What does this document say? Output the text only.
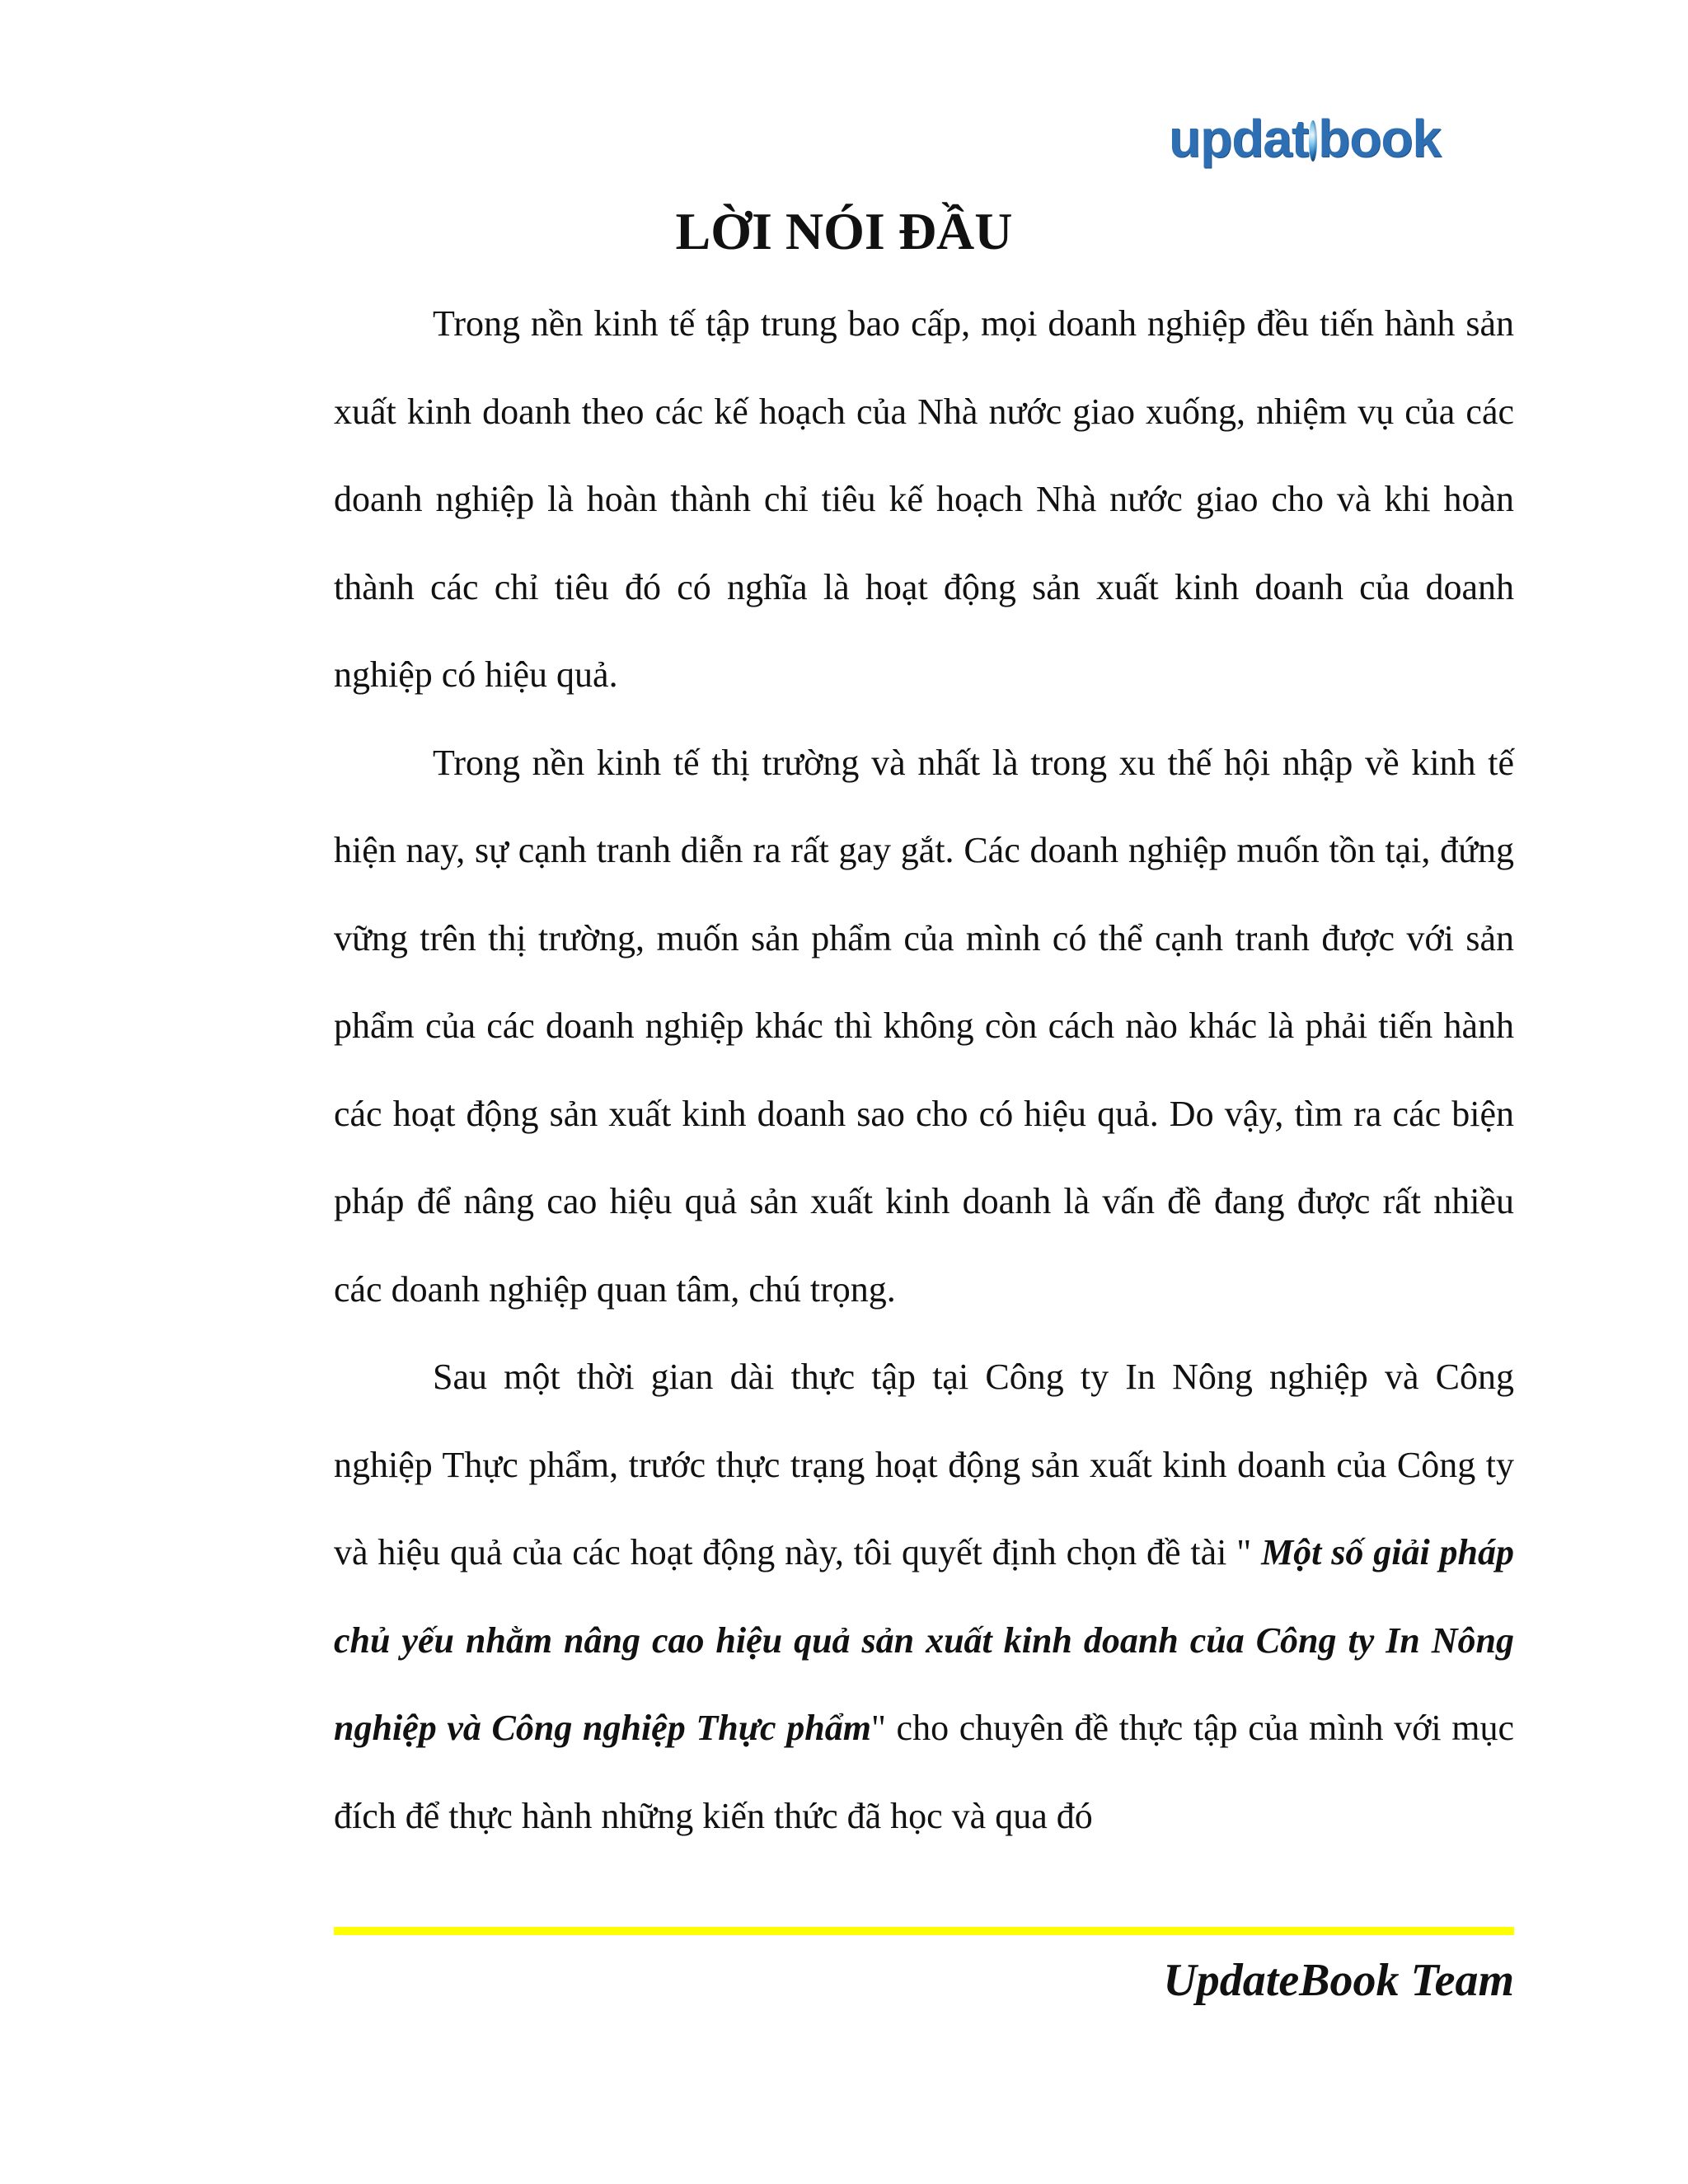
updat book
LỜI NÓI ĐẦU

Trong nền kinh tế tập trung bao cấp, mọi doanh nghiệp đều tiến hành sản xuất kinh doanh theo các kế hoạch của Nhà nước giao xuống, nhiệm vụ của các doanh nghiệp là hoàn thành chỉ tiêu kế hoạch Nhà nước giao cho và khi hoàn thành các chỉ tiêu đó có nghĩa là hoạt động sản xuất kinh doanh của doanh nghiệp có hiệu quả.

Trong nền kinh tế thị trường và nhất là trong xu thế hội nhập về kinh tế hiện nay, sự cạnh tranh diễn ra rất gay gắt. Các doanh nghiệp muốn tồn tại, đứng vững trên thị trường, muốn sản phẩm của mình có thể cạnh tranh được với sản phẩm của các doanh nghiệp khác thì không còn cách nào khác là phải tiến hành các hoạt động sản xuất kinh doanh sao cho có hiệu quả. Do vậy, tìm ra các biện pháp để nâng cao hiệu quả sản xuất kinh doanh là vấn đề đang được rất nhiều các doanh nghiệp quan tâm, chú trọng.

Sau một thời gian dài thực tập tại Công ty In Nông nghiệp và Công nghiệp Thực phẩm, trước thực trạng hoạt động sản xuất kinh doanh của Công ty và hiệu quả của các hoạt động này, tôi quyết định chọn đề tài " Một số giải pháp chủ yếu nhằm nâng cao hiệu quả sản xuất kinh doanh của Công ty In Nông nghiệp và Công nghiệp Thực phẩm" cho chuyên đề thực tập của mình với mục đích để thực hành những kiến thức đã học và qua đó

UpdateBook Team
========================
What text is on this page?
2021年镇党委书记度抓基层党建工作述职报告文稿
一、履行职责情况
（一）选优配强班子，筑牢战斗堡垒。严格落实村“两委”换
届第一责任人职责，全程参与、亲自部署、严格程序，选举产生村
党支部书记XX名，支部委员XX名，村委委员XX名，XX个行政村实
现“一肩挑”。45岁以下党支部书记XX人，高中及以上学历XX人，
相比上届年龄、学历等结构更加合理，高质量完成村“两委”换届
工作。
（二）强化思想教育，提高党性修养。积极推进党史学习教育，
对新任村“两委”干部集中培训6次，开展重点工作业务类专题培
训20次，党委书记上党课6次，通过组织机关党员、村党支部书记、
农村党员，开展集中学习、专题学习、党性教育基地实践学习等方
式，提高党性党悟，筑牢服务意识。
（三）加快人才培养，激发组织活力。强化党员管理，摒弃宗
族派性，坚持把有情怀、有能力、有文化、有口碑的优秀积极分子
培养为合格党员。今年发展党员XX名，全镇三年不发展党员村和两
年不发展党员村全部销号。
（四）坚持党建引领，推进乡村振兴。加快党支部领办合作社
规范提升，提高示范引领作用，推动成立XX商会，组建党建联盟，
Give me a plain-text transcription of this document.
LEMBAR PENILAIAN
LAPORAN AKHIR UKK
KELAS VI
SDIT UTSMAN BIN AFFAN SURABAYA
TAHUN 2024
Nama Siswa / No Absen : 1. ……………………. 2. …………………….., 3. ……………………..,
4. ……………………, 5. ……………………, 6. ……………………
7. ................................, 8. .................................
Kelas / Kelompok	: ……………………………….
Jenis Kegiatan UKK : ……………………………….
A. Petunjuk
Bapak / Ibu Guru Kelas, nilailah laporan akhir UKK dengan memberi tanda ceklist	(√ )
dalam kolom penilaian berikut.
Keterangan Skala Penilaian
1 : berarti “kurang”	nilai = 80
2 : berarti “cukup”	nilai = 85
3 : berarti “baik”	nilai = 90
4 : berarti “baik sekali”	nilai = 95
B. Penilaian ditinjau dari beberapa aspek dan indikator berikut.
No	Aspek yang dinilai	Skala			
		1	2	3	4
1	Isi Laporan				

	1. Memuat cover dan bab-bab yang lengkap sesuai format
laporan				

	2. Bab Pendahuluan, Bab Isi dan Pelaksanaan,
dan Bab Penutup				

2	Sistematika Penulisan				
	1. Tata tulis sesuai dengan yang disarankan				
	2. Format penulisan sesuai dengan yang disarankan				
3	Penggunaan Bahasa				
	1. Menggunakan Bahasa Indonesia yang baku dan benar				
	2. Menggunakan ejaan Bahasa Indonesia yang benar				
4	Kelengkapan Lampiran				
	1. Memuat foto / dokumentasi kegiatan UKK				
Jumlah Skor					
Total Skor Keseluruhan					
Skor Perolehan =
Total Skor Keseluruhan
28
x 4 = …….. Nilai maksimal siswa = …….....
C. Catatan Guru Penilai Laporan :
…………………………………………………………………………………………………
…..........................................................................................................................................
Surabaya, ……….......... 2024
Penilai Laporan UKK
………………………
========================
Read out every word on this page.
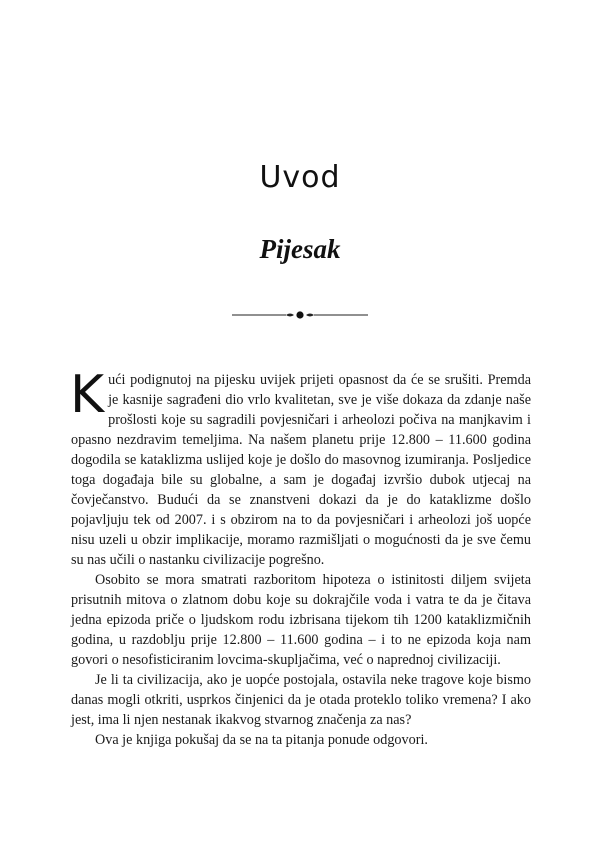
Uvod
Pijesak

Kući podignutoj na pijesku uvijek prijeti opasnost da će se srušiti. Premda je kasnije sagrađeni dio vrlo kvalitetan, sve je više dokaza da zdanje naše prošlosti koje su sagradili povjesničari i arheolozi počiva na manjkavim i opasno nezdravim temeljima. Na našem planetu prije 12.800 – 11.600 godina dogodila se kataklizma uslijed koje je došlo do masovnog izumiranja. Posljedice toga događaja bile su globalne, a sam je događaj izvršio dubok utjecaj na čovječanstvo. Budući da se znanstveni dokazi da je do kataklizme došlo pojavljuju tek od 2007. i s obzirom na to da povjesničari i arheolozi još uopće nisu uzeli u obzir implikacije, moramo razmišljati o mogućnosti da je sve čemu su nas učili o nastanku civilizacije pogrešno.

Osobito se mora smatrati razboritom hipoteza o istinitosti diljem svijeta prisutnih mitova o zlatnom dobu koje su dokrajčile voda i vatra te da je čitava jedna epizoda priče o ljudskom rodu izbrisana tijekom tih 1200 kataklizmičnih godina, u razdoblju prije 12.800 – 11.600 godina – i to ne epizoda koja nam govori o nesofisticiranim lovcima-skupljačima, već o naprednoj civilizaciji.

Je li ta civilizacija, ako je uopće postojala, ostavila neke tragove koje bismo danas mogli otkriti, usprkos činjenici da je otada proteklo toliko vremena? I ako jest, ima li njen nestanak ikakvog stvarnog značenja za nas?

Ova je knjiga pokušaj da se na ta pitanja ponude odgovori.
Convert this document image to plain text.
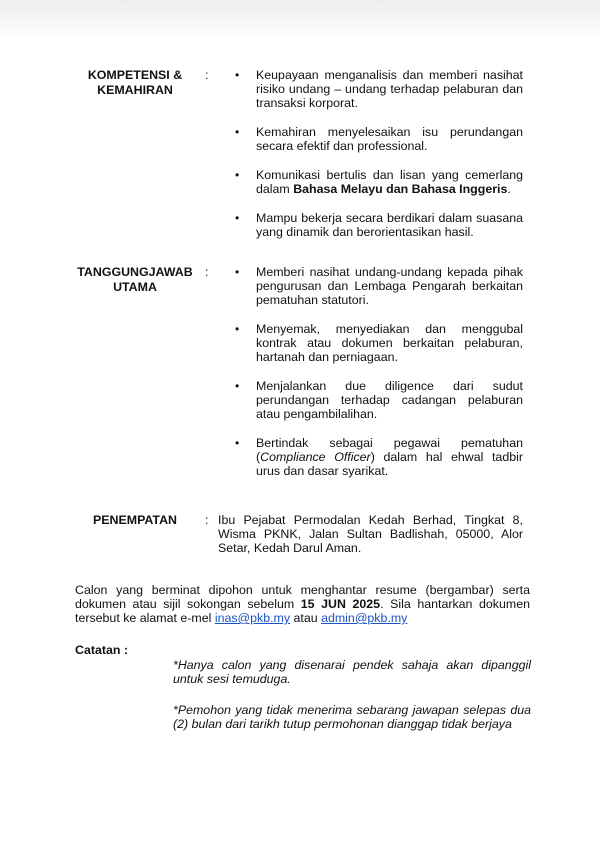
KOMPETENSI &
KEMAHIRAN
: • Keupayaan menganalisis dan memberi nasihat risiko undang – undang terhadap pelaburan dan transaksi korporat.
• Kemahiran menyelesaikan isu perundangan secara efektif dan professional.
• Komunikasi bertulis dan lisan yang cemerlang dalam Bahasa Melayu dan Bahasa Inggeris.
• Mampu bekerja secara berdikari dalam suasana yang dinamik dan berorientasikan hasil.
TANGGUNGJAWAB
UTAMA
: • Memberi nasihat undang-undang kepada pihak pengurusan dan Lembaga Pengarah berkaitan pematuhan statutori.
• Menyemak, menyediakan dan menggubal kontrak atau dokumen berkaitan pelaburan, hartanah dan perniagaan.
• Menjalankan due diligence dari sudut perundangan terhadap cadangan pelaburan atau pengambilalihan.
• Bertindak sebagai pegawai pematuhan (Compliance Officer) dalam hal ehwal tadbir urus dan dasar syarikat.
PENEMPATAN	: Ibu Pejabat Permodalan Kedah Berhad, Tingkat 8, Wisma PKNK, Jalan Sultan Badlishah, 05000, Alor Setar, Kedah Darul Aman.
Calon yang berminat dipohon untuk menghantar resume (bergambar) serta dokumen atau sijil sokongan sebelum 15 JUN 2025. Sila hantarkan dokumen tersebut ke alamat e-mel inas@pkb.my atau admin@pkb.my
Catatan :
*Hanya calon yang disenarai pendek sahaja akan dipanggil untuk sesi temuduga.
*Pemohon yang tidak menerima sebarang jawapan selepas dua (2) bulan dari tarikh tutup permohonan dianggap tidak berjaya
========================
Select every line where the word "Keseluruhan" occurs.

Total Skor Keseluruhan					
Total Skor Keseluruhan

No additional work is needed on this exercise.